[Data records]
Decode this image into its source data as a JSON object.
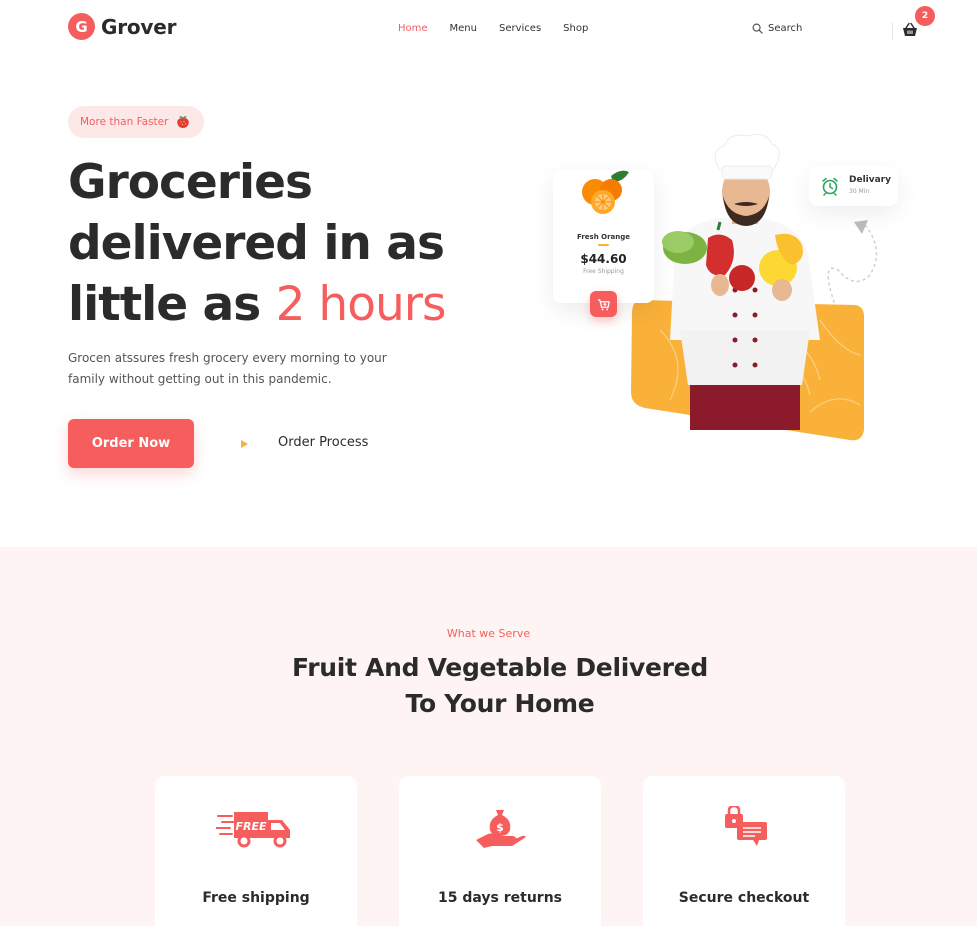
{
  "header": {
    "logo_letter": "G",
    "logo_text": "Grover",
    "nav": [
      "Home",
      "Menu",
      "Services",
      "Shop"
    ],
    "active_nav": "Home",
    "search_label": "Search",
    "cart_count": "2"
  },
  "hero": {
    "pill_text": "More than Faster",
    "title_line1": "Groceries",
    "title_line2": "delivered in as",
    "title_line3_prefix": "little as ",
    "title_line3_accent": "2 hours",
    "description": "Grocen atssures fresh grocery every morning to your family without getting out in this pandemic.",
    "order_button": "Order Now",
    "process_link": "Order Process"
  },
  "product_card": {
    "name": "Fresh Orange",
    "price": "$44.60",
    "shipping": "Free Shipping"
  },
  "delivery_card": {
    "title": "Delivary",
    "subtitle": "30 Min"
  },
  "serve": {
    "eyebrow": "What we Serve",
    "title_line1": "Fruit And Vegetable Delivered",
    "title_line2": "To Your Home",
    "features": [
      {
        "label": "Free shipping",
        "icon": "delivery-truck-icon"
      },
      {
        "label": "15 days returns",
        "icon": "money-hand-icon"
      },
      {
        "label": "Secure checkout",
        "icon": "lock-chat-icon"
      }
    ]
  },
  "colors": {
    "accent": "#f65e5e",
    "yellow": "#f9b13a",
    "section_bg": "#fff4f4",
    "dark_text": "#2b2b2b"
  }
}
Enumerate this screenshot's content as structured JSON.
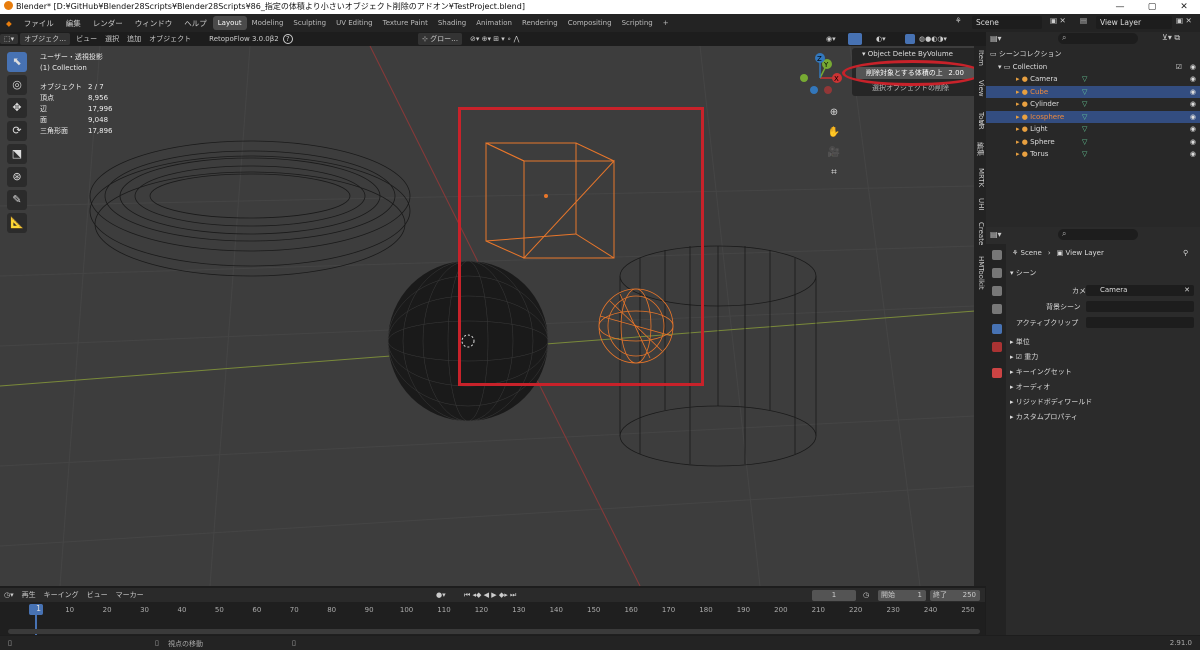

The exercise
Quote the data above in full and without alteration; skip the pictures.

Written response
Decode this image into its source data as a JSON object.
{
  "header": {
    "logo_letter": "G",
    "logo_text": "Grover",
    "nav": [
      "Home",
      "Menu",
      "Services",
      "Shop"
    ],
    "active_nav": "Home",
    "search_label": "Search",
    "cart_count": "2"
  },
  "hero": {
    "pill_text": "More than Faster",
    "title_line1": "Groceries",
    "title_line2": "delivered in as",
    "title_line3_prefix": "little as ",
    "title_line3_accent": "2 hours",
    "description": "Grocen atssures fresh grocery every morning to your family without getting out in this pandemic.",
    "order_button": "Order Now",
    "process_link": "Order Process"
  },
  "product_card": {
    "name": "Fresh Orange",
    "price": "$44.60",
    "shipping": "Free Shipping"
  },
  "delivery_card": {
    "title": "Delivary",
    "subtitle": "30 Min"
  },
  "serve": {
    "eyebrow": "What we Serve",
    "title_line1": "Fruit And Vegetable Delivered",
    "title_line2": "To Your Home",
    "features": [
      {
        "label": "Free shipping",
        "icon": "delivery-truck-icon"
      },
      {
        "label": "15 days returns",
        "icon": "money-hand-icon"
      },
      {
        "label": "Secure checkout",
        "icon": "lock-chat-icon"
      }
    ]
  },
  "colors": {
    "accent": "#f65e5e",
    "yellow": "#f9b13a",
    "section_bg": "#fff4f4",
    "dark_text": "#2b2b2b"
  }
}
Enumerate this screenshot's content as structured JSON.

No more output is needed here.